• [Records from a collection]
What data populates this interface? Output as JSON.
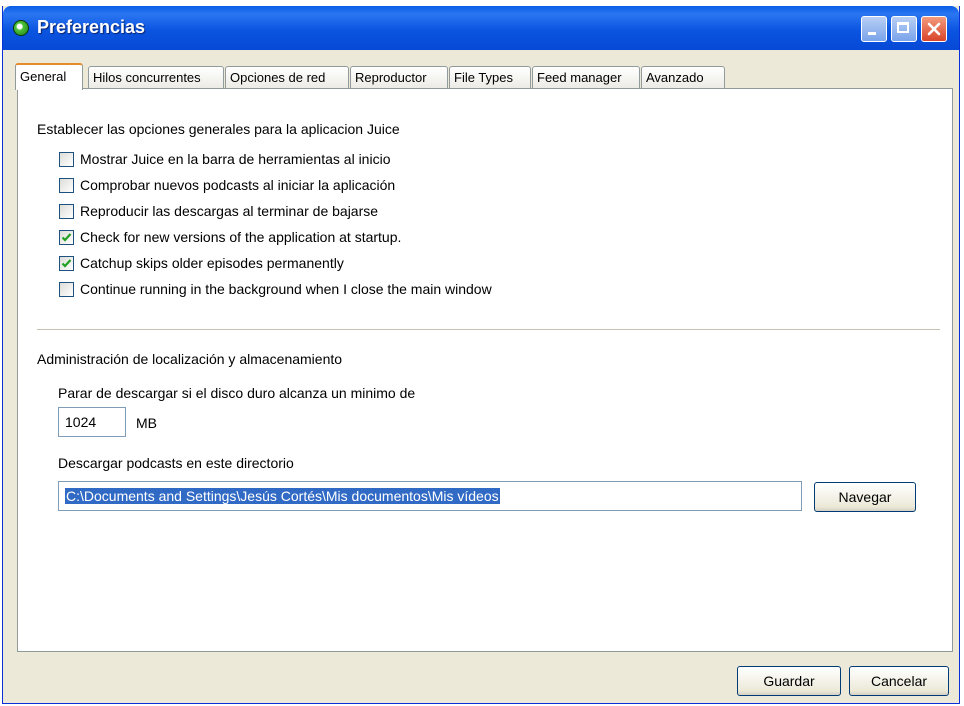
{
  "window": {
    "title": "Preferencias"
  },
  "tabs": [
    {
      "label": "General",
      "active": true
    },
    {
      "label": "Hilos concurrentes"
    },
    {
      "label": "Opciones de red"
    },
    {
      "label": "Reproductor"
    },
    {
      "label": "File Types"
    },
    {
      "label": "Feed manager"
    },
    {
      "label": "Avanzado"
    }
  ],
  "general": {
    "heading": "Establecer las opciones generales para la aplicacion Juice",
    "options": [
      {
        "label": "Mostrar Juice en la barra de herramientas al inicio",
        "checked": false
      },
      {
        "label": "Comprobar nuevos podcasts al iniciar la aplicación",
        "checked": false
      },
      {
        "label": "Reproducir las descargas al terminar de bajarse",
        "checked": false
      },
      {
        "label": "Check for new versions of the application at startup.",
        "checked": true
      },
      {
        "label": "Catchup skips older episodes permanently",
        "checked": true
      },
      {
        "label": "Continue running in the background when I close the main window",
        "checked": false
      }
    ]
  },
  "storage": {
    "heading": "Administración de localización y almacenamiento",
    "min_disk_label": "Parar de descargar si el disco duro alcanza un minimo de",
    "min_disk_value": "1024",
    "min_disk_unit": "MB",
    "dir_label": "Descargar podcasts en este directorio",
    "dir_value": "C:\\Documents and Settings\\Jesús Cortés\\Mis documentos\\Mis vídeos",
    "browse_label": "Navegar"
  },
  "footer": {
    "save_label": "Guardar",
    "cancel_label": "Cancelar"
  }
}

• [Work instructions]
Where a line of the records above holds the word "podcasts", copy that line.

• [Output below]
        "label": "Comprobar nuevos podcasts al iniciar la aplicación",
    "dir_label": "Descargar podcasts en este directorio",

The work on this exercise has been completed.